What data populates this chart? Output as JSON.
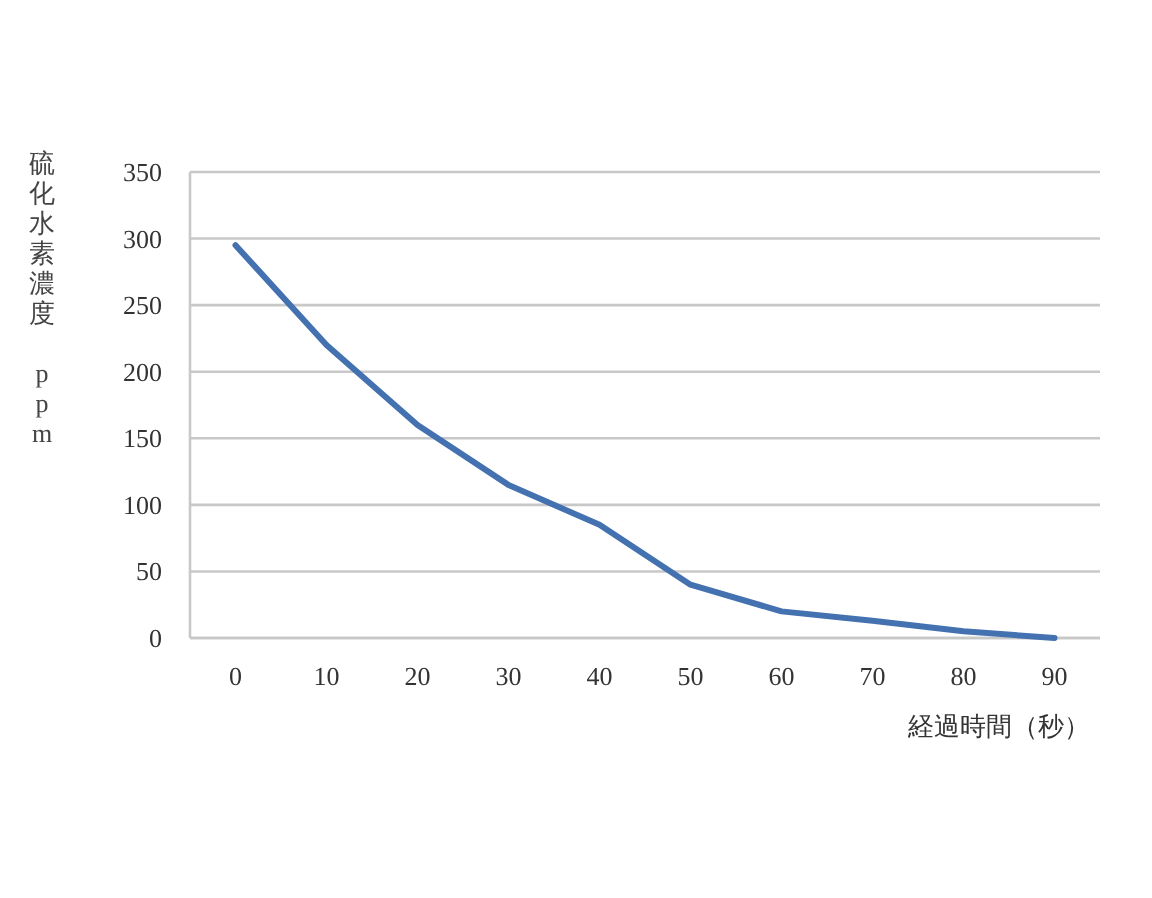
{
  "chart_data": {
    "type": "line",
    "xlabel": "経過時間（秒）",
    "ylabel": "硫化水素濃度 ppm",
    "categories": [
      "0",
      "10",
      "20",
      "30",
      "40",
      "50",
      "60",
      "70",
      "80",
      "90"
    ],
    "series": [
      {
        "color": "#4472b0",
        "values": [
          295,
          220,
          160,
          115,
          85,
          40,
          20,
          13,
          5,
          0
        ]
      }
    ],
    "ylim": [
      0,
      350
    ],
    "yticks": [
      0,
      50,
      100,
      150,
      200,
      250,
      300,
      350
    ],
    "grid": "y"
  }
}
..........
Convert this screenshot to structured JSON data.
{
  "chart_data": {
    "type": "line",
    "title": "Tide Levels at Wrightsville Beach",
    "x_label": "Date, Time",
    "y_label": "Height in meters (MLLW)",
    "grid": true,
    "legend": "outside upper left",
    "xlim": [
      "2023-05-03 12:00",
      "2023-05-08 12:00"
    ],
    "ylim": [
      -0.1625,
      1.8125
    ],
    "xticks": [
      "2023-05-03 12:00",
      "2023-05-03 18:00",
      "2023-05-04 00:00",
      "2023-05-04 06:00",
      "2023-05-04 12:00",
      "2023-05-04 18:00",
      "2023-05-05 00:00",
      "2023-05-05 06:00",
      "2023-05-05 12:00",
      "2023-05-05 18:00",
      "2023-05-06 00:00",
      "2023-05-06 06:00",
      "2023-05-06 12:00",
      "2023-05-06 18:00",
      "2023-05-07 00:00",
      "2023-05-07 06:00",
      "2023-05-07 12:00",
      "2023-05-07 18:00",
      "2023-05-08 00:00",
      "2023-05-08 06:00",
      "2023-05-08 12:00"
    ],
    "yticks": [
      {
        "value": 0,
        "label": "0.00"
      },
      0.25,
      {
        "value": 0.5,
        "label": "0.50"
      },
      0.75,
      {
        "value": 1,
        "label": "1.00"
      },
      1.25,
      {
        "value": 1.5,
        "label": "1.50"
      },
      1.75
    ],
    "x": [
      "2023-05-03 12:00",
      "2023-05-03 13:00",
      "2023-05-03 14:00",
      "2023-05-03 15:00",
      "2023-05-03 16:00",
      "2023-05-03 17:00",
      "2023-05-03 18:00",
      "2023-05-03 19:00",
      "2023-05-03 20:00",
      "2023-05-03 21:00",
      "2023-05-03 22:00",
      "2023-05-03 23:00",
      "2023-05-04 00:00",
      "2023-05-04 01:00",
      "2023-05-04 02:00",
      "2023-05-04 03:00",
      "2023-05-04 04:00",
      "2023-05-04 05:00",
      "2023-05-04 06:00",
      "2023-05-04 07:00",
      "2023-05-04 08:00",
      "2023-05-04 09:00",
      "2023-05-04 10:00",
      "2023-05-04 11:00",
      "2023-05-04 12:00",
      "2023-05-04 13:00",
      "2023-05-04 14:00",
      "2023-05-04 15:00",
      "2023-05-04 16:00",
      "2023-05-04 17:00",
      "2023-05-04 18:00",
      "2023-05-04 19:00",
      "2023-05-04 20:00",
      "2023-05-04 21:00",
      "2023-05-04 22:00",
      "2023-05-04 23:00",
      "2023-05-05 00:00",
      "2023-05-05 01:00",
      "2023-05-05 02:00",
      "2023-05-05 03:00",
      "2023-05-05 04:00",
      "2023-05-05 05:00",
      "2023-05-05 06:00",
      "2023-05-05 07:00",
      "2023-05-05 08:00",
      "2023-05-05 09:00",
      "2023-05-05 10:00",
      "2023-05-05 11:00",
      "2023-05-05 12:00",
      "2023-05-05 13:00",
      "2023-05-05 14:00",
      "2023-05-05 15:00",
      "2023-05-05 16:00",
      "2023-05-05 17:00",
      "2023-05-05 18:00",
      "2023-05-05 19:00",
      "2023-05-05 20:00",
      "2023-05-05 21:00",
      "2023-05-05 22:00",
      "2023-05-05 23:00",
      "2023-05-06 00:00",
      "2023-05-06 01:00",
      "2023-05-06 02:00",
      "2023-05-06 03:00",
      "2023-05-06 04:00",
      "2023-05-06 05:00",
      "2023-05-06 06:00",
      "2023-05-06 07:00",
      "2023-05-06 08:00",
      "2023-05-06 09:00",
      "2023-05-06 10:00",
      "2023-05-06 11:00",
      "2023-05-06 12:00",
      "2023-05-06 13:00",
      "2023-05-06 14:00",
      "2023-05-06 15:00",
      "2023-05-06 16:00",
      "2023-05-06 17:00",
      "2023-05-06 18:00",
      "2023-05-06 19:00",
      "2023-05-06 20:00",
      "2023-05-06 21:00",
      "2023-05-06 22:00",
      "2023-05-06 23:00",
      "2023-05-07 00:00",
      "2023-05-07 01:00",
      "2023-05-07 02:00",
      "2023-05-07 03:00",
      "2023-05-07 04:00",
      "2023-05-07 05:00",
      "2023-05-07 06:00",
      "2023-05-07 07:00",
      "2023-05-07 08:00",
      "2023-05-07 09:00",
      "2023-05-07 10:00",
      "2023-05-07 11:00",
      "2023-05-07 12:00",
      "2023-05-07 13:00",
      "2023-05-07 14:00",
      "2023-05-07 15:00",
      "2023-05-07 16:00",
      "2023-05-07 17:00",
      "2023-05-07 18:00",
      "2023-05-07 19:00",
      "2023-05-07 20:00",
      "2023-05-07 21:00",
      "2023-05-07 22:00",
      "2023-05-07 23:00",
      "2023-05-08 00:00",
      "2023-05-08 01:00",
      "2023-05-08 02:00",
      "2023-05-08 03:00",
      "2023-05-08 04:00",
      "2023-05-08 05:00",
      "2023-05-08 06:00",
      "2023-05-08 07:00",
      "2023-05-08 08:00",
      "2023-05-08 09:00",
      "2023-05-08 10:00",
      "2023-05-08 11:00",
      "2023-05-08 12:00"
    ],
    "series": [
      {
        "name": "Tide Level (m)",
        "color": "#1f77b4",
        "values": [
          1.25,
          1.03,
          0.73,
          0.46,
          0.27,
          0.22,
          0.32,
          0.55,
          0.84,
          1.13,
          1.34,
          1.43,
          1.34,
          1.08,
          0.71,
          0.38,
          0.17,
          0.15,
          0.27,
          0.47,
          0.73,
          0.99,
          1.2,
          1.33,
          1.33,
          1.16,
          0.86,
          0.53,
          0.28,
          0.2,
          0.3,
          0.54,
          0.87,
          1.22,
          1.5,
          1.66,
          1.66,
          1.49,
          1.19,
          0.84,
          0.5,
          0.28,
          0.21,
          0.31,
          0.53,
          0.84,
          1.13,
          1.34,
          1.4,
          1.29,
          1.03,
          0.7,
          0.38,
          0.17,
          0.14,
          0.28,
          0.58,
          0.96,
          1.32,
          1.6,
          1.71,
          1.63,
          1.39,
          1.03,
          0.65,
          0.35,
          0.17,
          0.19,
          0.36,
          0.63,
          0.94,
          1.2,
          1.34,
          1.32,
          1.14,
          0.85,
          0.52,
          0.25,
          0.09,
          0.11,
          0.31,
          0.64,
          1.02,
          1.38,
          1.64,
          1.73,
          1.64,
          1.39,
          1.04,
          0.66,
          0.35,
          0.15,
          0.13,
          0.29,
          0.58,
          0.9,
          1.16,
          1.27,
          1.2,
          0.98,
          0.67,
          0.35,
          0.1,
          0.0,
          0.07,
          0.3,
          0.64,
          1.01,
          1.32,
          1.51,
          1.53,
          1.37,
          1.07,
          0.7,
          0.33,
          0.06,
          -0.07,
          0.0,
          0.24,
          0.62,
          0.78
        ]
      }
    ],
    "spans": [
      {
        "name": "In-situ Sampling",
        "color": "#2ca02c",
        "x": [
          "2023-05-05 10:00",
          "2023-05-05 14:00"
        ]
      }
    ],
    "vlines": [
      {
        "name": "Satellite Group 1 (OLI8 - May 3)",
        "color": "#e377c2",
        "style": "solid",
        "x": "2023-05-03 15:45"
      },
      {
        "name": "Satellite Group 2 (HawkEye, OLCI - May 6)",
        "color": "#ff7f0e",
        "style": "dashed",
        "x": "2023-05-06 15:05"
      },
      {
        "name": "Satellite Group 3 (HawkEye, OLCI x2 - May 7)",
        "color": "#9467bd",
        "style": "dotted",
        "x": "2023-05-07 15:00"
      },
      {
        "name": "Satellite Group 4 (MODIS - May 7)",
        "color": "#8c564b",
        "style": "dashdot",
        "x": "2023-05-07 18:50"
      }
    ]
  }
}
..........
■ WHAT YOU WILL DO ■
Return each full line of the entries that contains the word "color".

■ RESPONSE TO THIS TASK ■
        "color": "#4472b0",
        "color": "#1f77b4",
        "color": "#2ca02c",
        "color": "#e377c2",
        "color": "#ff7f0e",
        "color": "#9467bd",
        "color": "#8c564b",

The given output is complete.